Where in the records does the word "Times" occur? Copy each line in which it does.

* [SOURCE RECORDS]
=====
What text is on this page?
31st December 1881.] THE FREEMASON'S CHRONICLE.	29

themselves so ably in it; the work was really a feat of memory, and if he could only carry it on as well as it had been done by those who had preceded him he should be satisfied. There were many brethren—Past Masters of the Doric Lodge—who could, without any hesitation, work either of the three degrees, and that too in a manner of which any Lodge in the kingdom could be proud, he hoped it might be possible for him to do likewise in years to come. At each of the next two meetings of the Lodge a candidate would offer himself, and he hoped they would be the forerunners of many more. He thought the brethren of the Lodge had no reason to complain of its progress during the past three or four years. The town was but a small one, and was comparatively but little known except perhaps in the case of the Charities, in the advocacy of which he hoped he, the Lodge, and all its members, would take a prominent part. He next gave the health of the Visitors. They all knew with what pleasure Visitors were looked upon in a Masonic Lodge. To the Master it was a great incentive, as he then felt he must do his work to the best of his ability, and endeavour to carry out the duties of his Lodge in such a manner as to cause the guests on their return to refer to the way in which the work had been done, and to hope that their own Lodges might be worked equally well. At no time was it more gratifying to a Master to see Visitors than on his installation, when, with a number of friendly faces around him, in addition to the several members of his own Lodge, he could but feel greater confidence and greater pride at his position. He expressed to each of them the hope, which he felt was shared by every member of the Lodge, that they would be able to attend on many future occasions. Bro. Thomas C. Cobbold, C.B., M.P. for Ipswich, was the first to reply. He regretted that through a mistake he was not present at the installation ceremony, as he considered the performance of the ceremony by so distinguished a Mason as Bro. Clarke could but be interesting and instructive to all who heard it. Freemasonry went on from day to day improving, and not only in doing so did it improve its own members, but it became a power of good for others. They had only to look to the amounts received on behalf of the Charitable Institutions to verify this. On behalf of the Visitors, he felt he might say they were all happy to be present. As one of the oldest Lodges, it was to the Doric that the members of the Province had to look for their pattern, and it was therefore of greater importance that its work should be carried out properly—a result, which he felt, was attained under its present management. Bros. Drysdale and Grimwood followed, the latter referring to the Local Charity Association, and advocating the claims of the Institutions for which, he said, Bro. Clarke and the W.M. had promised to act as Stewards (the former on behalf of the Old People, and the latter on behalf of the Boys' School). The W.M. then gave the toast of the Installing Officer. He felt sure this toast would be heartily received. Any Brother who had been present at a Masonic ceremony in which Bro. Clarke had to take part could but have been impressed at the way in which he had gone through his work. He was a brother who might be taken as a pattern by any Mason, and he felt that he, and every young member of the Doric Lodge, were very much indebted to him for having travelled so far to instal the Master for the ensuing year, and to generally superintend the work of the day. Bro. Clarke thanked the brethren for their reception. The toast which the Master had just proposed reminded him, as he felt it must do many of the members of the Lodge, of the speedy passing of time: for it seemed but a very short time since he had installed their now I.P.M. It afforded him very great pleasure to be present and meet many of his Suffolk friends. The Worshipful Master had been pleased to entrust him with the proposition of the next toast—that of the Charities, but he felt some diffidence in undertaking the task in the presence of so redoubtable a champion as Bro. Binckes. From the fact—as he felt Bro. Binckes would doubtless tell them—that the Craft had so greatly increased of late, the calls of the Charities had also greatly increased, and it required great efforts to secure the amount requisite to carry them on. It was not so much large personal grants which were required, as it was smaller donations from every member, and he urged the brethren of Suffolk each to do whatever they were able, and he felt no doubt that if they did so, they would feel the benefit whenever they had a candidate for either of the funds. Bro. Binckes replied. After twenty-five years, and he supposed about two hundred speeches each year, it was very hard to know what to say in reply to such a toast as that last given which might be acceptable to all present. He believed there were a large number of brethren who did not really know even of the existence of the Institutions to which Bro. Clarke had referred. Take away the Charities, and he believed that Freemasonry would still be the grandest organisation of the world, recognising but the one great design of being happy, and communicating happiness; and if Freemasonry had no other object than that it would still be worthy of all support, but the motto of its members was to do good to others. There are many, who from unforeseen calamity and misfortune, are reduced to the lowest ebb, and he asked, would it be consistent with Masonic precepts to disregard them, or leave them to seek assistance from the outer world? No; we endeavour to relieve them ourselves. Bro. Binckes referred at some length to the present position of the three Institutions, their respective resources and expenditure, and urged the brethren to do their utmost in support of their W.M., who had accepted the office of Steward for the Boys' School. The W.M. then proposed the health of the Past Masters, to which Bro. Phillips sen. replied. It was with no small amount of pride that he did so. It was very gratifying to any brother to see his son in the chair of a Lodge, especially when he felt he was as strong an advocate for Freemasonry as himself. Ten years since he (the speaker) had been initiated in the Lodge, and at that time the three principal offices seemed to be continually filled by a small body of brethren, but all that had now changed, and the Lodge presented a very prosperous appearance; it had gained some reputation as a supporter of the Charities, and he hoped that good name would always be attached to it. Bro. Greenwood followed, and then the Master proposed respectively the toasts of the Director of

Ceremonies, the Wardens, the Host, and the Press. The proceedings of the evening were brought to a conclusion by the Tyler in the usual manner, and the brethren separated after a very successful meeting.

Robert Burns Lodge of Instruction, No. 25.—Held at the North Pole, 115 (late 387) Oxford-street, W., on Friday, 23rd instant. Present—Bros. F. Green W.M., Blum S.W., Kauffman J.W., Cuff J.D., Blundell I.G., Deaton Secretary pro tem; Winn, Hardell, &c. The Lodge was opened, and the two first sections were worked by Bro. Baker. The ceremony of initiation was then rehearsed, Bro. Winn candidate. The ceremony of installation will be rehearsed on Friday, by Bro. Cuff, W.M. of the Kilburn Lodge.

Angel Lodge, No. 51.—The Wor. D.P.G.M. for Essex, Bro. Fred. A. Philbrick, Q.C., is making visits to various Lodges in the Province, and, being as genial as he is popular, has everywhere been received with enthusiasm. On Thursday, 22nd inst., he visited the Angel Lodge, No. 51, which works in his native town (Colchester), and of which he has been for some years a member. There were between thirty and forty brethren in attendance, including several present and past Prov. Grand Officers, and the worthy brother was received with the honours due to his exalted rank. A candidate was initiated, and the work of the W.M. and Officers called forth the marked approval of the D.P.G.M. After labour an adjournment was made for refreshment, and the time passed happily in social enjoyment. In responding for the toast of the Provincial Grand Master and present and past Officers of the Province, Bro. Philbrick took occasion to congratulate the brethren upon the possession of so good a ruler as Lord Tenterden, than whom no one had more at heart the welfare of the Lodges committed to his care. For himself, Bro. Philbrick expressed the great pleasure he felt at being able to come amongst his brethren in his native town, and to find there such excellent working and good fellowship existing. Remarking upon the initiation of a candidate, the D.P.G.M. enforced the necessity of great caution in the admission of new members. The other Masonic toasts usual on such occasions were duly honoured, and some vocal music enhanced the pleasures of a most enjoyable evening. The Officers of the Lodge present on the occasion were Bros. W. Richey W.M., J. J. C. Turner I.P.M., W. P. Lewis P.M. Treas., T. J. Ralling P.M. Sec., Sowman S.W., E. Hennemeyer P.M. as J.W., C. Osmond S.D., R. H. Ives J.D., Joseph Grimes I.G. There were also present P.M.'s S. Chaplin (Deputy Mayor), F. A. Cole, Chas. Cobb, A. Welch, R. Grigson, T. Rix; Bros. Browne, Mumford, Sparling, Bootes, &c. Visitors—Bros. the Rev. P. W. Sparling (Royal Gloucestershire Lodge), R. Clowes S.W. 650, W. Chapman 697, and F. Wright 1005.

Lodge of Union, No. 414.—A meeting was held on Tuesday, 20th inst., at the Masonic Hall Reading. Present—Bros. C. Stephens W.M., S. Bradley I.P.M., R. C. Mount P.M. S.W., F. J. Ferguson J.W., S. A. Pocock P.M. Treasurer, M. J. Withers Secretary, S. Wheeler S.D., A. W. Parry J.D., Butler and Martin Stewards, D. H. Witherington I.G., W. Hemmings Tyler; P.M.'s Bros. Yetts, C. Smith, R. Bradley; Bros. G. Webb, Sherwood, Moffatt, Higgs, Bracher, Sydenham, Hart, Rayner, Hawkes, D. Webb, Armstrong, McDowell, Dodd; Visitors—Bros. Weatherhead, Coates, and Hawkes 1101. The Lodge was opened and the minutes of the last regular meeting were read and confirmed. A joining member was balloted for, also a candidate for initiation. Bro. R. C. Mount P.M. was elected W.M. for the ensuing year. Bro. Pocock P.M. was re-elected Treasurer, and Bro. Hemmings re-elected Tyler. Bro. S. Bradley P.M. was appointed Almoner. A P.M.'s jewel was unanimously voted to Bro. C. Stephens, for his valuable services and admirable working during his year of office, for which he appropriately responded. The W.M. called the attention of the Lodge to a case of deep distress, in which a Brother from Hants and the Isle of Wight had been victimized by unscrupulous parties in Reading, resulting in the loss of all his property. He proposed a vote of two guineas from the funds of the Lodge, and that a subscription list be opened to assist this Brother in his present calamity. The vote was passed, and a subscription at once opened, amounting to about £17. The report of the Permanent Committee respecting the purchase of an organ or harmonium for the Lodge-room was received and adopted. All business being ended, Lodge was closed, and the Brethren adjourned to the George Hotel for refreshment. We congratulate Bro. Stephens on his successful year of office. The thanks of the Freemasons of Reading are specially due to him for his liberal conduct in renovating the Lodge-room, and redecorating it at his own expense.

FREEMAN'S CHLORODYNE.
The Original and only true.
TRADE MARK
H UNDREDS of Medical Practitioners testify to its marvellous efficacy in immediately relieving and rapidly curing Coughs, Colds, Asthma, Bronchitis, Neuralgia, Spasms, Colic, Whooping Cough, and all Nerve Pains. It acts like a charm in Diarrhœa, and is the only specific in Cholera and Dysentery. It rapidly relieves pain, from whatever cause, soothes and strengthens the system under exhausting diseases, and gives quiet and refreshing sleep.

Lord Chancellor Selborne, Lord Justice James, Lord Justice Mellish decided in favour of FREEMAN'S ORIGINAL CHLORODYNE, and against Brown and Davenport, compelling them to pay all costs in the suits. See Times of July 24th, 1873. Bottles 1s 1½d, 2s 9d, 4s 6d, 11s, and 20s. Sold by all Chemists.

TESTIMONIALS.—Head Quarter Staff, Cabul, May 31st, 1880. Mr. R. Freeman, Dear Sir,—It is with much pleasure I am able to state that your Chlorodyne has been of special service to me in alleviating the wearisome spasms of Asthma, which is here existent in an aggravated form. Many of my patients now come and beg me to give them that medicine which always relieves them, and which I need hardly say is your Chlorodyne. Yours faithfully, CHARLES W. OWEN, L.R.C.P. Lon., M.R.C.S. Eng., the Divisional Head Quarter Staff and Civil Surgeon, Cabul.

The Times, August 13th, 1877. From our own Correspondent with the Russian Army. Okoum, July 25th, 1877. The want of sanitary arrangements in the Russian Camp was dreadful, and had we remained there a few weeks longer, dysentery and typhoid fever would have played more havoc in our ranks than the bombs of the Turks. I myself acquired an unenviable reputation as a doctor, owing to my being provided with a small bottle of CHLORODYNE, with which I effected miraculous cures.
=====
* [COMPLETED TASK]
Lord Chancellor Selborne, Lord Justice James, Lord Justice Mellish decided in favour of FREEMAN'S ORIGINAL CHLORODYNE, and against Brown and Davenport, compelling them to pay all costs in the suits. See Times of July 24th, 1873. Bottles 1s 1½d, 2s 9d, 4s 6d, 11s, and 20s. Sold by all Chemists.
The Times, August 13th, 1877. From our own Correspondent with the Russian Army. Okoum, July 25th, 1877. The want of sanitary arrangements in the Russian Camp was dreadful, and had we remained there a few weeks longer, dysentery and typhoid fever would have played more havoc in our ranks than the bombs of the Turks. I myself acquired an unenviable reputation as a doctor, owing to my being provided with a small bottle of CHLORODYNE, with which I effected miraculous cures.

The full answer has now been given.